Aim of the exercise: Print every record below exactly as written.

==== Records for this task ====

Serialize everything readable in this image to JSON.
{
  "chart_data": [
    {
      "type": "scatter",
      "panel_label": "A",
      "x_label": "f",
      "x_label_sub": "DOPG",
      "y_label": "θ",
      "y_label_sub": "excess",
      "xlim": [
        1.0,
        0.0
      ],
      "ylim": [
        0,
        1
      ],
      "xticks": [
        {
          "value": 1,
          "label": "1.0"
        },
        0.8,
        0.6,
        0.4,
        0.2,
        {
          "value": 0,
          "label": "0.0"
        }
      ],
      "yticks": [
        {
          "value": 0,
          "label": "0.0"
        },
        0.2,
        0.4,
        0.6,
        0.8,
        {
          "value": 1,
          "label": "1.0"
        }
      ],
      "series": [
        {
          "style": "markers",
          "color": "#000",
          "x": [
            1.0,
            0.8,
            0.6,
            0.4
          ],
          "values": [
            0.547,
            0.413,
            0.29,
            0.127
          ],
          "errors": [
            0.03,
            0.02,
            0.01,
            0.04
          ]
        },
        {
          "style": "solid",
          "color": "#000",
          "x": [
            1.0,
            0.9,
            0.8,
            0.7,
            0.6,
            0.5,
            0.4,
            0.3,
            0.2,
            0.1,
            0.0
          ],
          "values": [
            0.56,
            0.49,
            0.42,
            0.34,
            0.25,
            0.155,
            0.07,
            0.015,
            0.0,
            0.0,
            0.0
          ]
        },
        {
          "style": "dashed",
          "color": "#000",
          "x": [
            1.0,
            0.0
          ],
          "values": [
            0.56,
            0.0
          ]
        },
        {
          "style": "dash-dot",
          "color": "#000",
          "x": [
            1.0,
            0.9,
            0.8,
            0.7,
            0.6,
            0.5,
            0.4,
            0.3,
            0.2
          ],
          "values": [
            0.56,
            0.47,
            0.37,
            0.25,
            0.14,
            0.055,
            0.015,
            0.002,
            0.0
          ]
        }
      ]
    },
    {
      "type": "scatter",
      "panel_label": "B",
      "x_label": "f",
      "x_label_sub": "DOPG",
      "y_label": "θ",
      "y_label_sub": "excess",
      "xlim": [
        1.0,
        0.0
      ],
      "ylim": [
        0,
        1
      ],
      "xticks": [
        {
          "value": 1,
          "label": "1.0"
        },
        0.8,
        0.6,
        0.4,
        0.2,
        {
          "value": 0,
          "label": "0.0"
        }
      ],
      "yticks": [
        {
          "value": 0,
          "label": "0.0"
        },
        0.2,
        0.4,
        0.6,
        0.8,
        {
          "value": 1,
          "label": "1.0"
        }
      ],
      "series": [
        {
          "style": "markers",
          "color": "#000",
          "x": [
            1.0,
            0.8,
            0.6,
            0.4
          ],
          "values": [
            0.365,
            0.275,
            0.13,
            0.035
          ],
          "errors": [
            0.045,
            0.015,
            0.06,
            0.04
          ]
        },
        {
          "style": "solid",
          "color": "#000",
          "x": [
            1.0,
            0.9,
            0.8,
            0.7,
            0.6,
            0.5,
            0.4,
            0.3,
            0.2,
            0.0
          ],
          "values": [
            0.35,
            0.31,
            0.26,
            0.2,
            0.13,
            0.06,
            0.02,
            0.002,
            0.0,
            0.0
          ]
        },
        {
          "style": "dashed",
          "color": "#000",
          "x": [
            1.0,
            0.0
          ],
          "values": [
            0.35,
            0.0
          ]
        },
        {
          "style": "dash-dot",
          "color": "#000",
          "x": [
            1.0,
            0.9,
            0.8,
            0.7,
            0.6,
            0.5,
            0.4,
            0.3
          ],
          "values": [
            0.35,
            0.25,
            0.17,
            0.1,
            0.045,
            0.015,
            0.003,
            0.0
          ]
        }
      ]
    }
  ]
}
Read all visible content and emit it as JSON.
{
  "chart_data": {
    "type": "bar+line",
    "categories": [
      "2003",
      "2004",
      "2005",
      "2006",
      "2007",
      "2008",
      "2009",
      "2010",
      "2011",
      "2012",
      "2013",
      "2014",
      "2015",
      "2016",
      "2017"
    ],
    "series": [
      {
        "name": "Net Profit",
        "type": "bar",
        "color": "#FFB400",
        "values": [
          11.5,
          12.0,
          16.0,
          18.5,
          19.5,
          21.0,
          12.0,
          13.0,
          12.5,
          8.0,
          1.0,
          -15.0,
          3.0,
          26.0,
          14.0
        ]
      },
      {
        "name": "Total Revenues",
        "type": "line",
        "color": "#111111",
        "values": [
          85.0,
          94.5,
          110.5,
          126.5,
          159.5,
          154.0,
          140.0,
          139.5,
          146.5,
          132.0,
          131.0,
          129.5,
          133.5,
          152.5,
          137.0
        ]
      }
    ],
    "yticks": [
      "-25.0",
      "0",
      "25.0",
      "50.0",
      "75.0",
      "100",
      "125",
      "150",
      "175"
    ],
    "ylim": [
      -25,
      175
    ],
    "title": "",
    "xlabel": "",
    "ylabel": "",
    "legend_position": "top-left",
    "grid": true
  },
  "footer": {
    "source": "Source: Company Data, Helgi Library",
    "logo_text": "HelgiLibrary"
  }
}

====

Finished exercise:
Serialize everything readable in this image to JSON.
{
  "chart_data": [
    {
      "type": "scatter",
      "panel_label": "A",
      "x_label": "f",
      "x_label_sub": "DOPG",
      "y_label": "θ",
      "y_label_sub": "excess",
      "xlim": [
        1.0,
        0.0
      ],
      "ylim": [
        0,
        1
      ],
      "xticks": [
        {
          "value": 1,
          "label": "1.0"
        },
        0.8,
        0.6,
        0.4,
        0.2,
        {
          "value": 0,
          "label": "0.0"
        }
      ],
      "yticks": [
        {
          "value": 0,
          "label": "0.0"
        },
        0.2,
        0.4,
        0.6,
        0.8,
        {
          "value": 1,
          "label": "1.0"
        }
      ],
      "series": [
        {
          "style": "markers",
          "color": "#000",
          "x": [
            1.0,
            0.8,
            0.6,
            0.4
          ],
          "values": [
            0.547,
            0.413,
            0.29,
            0.127
          ],
          "errors": [
            0.03,
            0.02,
            0.01,
            0.04
          ]
        },
        {
          "style": "solid",
          "color": "#000",
          "x": [
            1.0,
            0.9,
            0.8,
            0.7,
            0.6,
            0.5,
            0.4,
            0.3,
            0.2,
            0.1,
            0.0
          ],
          "values": [
            0.56,
            0.49,
            0.42,
            0.34,
            0.25,
            0.155,
            0.07,
            0.015,
            0.0,
            0.0,
            0.0
          ]
        },
        {
          "style": "dashed",
          "color": "#000",
          "x": [
            1.0,
            0.0
          ],
          "values": [
            0.56,
            0.0
          ]
        },
        {
          "style": "dash-dot",
          "color": "#000",
          "x": [
            1.0,
            0.9,
            0.8,
            0.7,
            0.6,
            0.5,
            0.4,
            0.3,
            0.2
          ],
          "values": [
            0.56,
            0.47,
            0.37,
            0.25,
            0.14,
            0.055,
            0.015,
            0.002,
            0.0
          ]
        }
      ]
    },
    {
      "type": "scatter",
      "panel_label": "B",
      "x_label": "f",
      "x_label_sub": "DOPG",
      "y_label": "θ",
      "y_label_sub": "excess",
      "xlim": [
        1.0,
        0.0
      ],
      "ylim": [
        0,
        1
      ],
      "xticks": [
        {
          "value": 1,
          "label": "1.0"
        },
        0.8,
        0.6,
        0.4,
        0.2,
        {
          "value": 0,
          "label": "0.0"
        }
      ],
      "yticks": [
        {
          "value": 0,
          "label": "0.0"
        },
        0.2,
        0.4,
        0.6,
        0.8,
        {
          "value": 1,
          "label": "1.0"
        }
      ],
      "series": [
        {
          "style": "markers",
          "color": "#000",
          "x": [
            1.0,
            0.8,
            0.6,
            0.4
          ],
          "values": [
            0.365,
            0.275,
            0.13,
            0.035
          ],
          "errors": [
            0.045,
            0.015,
            0.06,
            0.04
          ]
        },
        {
          "style": "solid",
          "color": "#000",
          "x": [
            1.0,
            0.9,
            0.8,
            0.7,
            0.6,
            0.5,
            0.4,
            0.3,
            0.2,
            0.0
          ],
          "values": [
            0.35,
            0.31,
            0.26,
            0.2,
            0.13,
            0.06,
            0.02,
            0.002,
            0.0,
            0.0
          ]
        },
        {
          "style": "dashed",
          "color": "#000",
          "x": [
            1.0,
            0.0
          ],
          "values": [
            0.35,
            0.0
          ]
        },
        {
          "style": "dash-dot",
          "color": "#000",
          "x": [
            1.0,
            0.9,
            0.8,
            0.7,
            0.6,
            0.5,
            0.4,
            0.3
          ],
          "values": [
            0.35,
            0.25,
            0.17,
            0.1,
            0.045,
            0.015,
            0.003,
            0.0
          ]
        }
      ]
    }
  ]
}
Read all visible content and emit it as JSON.
{
  "chart_data": {
    "type": "bar+line",
    "categories": [
      "2003",
      "2004",
      "2005",
      "2006",
      "2007",
      "2008",
      "2009",
      "2010",
      "2011",
      "2012",
      "2013",
      "2014",
      "2015",
      "2016",
      "2017"
    ],
    "series": [
      {
        "name": "Net Profit",
        "type": "bar",
        "color": "#FFB400",
        "values": [
          11.5,
          12.0,
          16.0,
          18.5,
          19.5,
          21.0,
          12.0,
          13.0,
          12.5,
          8.0,
          1.0,
          -15.0,
          3.0,
          26.0,
          14.0
        ]
      },
      {
        "name": "Total Revenues",
        "type": "line",
        "color": "#111111",
        "values": [
          85.0,
          94.5,
          110.5,
          126.5,
          159.5,
          154.0,
          140.0,
          139.5,
          146.5,
          132.0,
          131.0,
          129.5,
          133.5,
          152.5,
          137.0
        ]
      }
    ],
    "yticks": [
      "-25.0",
      "0",
      "25.0",
      "50.0",
      "75.0",
      "100",
      "125",
      "150",
      "175"
    ],
    "ylim": [
      -25,
      175
    ],
    "title": "",
    "xlabel": "",
    "ylabel": "",
    "legend_position": "top-left",
    "grid": true
  },
  "footer": {
    "source": "Source: Company Data, Helgi Library",
    "logo_text": "HelgiLibrary"
  }
}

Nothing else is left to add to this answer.